EXERCISE DESCRIPTION =>
Seek out every line containing the word "lavoro", and copy each.

---------- SUPPLIED MATERIAL ----------

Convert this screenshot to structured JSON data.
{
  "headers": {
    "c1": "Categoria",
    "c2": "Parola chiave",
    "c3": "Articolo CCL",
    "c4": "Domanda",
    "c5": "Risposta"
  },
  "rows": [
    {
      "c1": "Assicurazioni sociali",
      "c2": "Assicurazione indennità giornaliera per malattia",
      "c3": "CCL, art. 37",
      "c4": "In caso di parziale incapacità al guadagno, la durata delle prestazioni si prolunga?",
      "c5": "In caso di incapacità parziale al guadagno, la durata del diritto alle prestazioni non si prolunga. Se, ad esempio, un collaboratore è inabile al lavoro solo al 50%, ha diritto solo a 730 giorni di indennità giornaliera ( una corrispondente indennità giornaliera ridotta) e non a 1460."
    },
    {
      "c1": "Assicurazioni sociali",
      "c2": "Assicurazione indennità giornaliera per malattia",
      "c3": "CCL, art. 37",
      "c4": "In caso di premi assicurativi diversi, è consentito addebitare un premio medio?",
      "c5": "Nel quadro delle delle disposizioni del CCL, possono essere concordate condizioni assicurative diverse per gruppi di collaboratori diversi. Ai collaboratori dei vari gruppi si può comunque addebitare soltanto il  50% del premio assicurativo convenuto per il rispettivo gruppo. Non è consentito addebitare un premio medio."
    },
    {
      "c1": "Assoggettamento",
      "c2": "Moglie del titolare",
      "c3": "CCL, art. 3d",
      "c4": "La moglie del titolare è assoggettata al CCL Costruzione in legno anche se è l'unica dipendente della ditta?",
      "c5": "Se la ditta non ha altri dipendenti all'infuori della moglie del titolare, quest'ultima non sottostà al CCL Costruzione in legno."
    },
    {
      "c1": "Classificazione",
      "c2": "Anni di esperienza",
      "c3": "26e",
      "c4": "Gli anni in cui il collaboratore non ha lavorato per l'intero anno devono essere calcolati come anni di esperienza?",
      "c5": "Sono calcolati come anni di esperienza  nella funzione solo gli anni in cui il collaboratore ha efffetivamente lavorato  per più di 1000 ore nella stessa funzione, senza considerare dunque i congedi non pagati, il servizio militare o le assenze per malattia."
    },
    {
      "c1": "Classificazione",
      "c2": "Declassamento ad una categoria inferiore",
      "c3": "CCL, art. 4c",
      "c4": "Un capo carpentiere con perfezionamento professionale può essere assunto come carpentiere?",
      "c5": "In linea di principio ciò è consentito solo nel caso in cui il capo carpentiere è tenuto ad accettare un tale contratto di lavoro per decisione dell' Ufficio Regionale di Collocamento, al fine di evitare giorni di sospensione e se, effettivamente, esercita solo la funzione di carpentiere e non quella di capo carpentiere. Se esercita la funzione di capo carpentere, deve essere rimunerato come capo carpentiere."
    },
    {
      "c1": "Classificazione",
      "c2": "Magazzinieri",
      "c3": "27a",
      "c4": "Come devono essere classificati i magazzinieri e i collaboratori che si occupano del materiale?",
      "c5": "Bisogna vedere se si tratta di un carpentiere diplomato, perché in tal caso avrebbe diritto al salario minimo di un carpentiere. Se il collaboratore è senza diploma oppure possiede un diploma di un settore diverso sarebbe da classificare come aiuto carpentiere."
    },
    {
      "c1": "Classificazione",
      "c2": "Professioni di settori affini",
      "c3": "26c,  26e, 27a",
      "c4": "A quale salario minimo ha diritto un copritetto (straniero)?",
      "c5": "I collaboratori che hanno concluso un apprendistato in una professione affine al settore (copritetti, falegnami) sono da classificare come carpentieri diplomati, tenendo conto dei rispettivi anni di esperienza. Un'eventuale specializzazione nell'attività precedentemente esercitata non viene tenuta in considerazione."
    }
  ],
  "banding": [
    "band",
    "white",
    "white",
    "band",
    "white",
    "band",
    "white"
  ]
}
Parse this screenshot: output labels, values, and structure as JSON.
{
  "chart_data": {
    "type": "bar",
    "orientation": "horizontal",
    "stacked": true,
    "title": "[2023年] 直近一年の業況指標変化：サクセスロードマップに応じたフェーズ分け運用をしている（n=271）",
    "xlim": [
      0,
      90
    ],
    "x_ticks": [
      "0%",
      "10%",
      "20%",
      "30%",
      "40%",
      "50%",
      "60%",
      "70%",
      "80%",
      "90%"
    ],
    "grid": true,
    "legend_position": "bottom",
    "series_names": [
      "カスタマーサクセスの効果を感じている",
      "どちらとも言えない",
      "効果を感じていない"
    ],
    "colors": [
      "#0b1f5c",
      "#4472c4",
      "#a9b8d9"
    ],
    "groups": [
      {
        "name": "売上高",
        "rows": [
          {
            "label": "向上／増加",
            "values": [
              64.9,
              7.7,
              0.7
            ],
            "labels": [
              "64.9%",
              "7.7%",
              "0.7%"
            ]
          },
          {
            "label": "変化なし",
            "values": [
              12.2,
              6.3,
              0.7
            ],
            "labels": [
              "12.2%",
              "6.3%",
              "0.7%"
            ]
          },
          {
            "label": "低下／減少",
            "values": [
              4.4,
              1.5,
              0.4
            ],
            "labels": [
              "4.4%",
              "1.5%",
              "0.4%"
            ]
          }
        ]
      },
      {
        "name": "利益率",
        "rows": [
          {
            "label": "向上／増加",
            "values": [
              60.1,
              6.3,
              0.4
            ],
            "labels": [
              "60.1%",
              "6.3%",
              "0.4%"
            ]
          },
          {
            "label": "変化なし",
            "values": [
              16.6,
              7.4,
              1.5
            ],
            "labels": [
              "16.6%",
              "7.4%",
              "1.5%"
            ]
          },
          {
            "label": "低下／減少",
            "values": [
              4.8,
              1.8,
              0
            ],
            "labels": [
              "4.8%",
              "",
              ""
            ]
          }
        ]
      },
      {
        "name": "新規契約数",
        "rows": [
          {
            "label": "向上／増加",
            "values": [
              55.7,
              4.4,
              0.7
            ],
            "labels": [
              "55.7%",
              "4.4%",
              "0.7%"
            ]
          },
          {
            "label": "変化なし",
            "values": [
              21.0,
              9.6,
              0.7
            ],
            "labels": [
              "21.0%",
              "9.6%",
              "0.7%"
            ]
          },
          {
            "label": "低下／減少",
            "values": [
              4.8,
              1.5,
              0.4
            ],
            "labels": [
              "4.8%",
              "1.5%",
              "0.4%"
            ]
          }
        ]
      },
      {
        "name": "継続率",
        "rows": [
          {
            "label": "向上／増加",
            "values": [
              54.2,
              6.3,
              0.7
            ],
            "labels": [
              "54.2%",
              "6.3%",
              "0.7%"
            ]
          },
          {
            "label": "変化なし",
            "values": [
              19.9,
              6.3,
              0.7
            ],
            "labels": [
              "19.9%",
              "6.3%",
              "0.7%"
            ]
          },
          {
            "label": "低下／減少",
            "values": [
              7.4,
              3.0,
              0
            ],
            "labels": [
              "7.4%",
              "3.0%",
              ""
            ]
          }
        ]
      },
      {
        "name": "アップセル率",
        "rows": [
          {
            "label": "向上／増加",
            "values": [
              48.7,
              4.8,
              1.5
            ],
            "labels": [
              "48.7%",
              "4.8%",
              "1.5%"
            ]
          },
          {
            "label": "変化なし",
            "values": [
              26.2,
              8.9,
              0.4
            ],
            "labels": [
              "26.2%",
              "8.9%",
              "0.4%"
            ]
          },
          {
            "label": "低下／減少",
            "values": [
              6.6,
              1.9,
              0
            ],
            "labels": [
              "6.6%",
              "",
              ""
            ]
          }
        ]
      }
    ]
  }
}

----------

OUTPUT =>
      "c5": "In caso di incapacità parziale al guadagno, la durata del diritto alle prestazioni non si prolunga. Se, ad esempio, un collaboratore è inabile al lavoro solo al 50%, ha diritto solo a 730 giorni di indennità giornaliera ( una corrispondente indennità giornaliera ridotta) e non a 1460."
      "c5": "In linea di principio ciò è consentito solo nel caso in cui il capo carpentiere è tenuto ad accettare un tale contratto di lavoro per decisione dell' Ufficio Regionale di Collocamento, al fine di evitare giorni di sospensione e se, effettivamente, esercita solo la funzione di carpentiere e non quella di capo carpentiere. Se esercita la funzione di capo carpentere, deve essere rimunerato come capo carpentiere."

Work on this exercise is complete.